JOB.
Transcribe each record below word for word.

★ ★ ★ ★

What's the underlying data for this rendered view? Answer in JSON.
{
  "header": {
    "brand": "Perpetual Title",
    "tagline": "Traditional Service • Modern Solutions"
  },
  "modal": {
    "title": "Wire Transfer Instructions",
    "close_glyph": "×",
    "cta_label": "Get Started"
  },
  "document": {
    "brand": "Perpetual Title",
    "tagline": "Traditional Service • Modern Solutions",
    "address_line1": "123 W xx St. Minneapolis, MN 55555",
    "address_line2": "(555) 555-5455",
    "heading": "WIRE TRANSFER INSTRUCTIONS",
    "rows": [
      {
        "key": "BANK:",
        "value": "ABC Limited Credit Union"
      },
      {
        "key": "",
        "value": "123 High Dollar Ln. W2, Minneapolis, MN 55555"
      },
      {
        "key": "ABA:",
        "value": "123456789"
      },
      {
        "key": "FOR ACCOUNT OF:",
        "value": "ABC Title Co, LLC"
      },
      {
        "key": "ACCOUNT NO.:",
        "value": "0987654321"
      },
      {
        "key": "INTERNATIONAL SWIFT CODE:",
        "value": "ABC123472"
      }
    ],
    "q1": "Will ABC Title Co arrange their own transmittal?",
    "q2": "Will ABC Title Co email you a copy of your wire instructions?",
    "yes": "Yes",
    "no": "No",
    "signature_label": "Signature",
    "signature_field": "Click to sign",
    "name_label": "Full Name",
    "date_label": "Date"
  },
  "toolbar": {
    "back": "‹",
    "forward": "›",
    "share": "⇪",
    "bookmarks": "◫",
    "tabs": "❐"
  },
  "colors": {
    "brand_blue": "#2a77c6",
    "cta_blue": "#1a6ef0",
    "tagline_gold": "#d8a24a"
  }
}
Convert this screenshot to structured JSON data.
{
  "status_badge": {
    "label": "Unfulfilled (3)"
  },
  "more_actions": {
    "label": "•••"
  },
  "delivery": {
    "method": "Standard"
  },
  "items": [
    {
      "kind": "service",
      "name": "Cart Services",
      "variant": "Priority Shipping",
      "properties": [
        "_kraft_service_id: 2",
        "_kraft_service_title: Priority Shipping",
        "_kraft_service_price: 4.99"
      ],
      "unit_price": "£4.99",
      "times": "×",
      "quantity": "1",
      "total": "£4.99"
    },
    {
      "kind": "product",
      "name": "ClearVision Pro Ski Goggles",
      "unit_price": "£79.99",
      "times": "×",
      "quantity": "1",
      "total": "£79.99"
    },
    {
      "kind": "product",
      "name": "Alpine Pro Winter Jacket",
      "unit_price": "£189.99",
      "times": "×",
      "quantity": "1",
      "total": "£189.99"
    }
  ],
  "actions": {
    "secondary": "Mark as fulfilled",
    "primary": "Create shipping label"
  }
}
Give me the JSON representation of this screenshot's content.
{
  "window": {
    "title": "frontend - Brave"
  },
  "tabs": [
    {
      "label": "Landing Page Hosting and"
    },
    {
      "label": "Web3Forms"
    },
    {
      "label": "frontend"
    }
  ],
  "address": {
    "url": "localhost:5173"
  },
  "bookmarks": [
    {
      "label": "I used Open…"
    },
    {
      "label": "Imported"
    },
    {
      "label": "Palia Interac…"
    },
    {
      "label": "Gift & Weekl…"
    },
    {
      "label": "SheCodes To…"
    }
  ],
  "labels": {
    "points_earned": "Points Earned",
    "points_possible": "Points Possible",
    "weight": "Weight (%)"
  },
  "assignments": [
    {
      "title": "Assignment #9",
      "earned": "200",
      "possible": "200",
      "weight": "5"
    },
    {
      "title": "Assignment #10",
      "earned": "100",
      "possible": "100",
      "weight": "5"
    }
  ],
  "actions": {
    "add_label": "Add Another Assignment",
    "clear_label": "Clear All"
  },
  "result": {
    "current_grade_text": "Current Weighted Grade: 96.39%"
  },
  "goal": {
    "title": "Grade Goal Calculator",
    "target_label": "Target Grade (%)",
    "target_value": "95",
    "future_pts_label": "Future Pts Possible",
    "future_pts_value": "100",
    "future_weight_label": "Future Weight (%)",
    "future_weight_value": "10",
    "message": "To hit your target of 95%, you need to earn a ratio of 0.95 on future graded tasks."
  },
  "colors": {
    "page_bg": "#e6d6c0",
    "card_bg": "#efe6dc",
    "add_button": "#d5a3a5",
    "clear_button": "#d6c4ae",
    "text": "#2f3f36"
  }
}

★ ★ ★ ★

THE COMPLETED TASK.
What's the underlying data for this rendered view? Answer in JSON.
{
  "header": {
    "brand": "Perpetual Title",
    "tagline": "Traditional Service • Modern Solutions"
  },
  "modal": {
    "title": "Wire Transfer Instructions",
    "close_glyph": "×",
    "cta_label": "Get Started"
  },
  "document": {
    "brand": "Perpetual Title",
    "tagline": "Traditional Service • Modern Solutions",
    "address_line1": "123 W xx St. Minneapolis, MN 55555",
    "address_line2": "(555) 555-5455",
    "heading": "WIRE TRANSFER INSTRUCTIONS",
    "rows": [
      {
        "key": "BANK:",
        "value": "ABC Limited Credit Union"
      },
      {
        "key": "",
        "value": "123 High Dollar Ln. W2, Minneapolis, MN 55555"
      },
      {
        "key": "ABA:",
        "value": "123456789"
      },
      {
        "key": "FOR ACCOUNT OF:",
        "value": "ABC Title Co, LLC"
      },
      {
        "key": "ACCOUNT NO.:",
        "value": "0987654321"
      },
      {
        "key": "INTERNATIONAL SWIFT CODE:",
        "value": "ABC123472"
      }
    ],
    "q1": "Will ABC Title Co arrange their own transmittal?",
    "q2": "Will ABC Title Co email you a copy of your wire instructions?",
    "yes": "Yes",
    "no": "No",
    "signature_label": "Signature",
    "signature_field": "Click to sign",
    "name_label": "Full Name",
    "date_label": "Date"
  },
  "toolbar": {
    "back": "‹",
    "forward": "›",
    "share": "⇪",
    "bookmarks": "◫",
    "tabs": "❐"
  },
  "colors": {
    "brand_blue": "#2a77c6",
    "cta_blue": "#1a6ef0",
    "tagline_gold": "#d8a24a"
  }
}
Convert this screenshot to structured JSON data.
{
  "status_badge": {
    "label": "Unfulfilled (3)"
  },
  "more_actions": {
    "label": "•••"
  },
  "delivery": {
    "method": "Standard"
  },
  "items": [
    {
      "kind": "service",
      "name": "Cart Services",
      "variant": "Priority Shipping",
      "properties": [
        "_kraft_service_id: 2",
        "_kraft_service_title: Priority Shipping",
        "_kraft_service_price: 4.99"
      ],
      "unit_price": "£4.99",
      "times": "×",
      "quantity": "1",
      "total": "£4.99"
    },
    {
      "kind": "product",
      "name": "ClearVision Pro Ski Goggles",
      "unit_price": "£79.99",
      "times": "×",
      "quantity": "1",
      "total": "£79.99"
    },
    {
      "kind": "product",
      "name": "Alpine Pro Winter Jacket",
      "unit_price": "£189.99",
      "times": "×",
      "quantity": "1",
      "total": "£189.99"
    }
  ],
  "actions": {
    "secondary": "Mark as fulfilled",
    "primary": "Create shipping label"
  }
}
Give me the JSON representation of this screenshot's content.
{
  "window": {
    "title": "frontend - Brave"
  },
  "tabs": [
    {
      "label": "Landing Page Hosting and"
    },
    {
      "label": "Web3Forms"
    },
    {
      "label": "frontend"
    }
  ],
  "address": {
    "url": "localhost:5173"
  },
  "bookmarks": [
    {
      "label": "I used Open…"
    },
    {
      "label": "Imported"
    },
    {
      "label": "Palia Interac…"
    },
    {
      "label": "Gift & Weekl…"
    },
    {
      "label": "SheCodes To…"
    }
  ],
  "labels": {
    "points_earned": "Points Earned",
    "points_possible": "Points Possible",
    "weight": "Weight (%)"
  },
  "assignments": [
    {
      "title": "Assignment #9",
      "earned": "200",
      "possible": "200",
      "weight": "5"
    },
    {
      "title": "Assignment #10",
      "earned": "100",
      "possible": "100",
      "weight": "5"
    }
  ],
  "actions": {
    "add_label": "Add Another Assignment",
    "clear_label": "Clear All"
  },
  "result": {
    "current_grade_text": "Current Weighted Grade: 96.39%"
  },
  "goal": {
    "title": "Grade Goal Calculator",
    "target_label": "Target Grade (%)",
    "target_value": "95",
    "future_pts_label": "Future Pts Possible",
    "future_pts_value": "100",
    "future_weight_label": "Future Weight (%)",
    "future_weight_value": "10",
    "message": "To hit your target of 95%, you need to earn a ratio of 0.95 on future graded tasks."
  },
  "colors": {
    "page_bg": "#e6d6c0",
    "card_bg": "#efe6dc",
    "add_button": "#d5a3a5",
    "clear_button": "#d6c4ae",
    "text": "#2f3f36"
  }
}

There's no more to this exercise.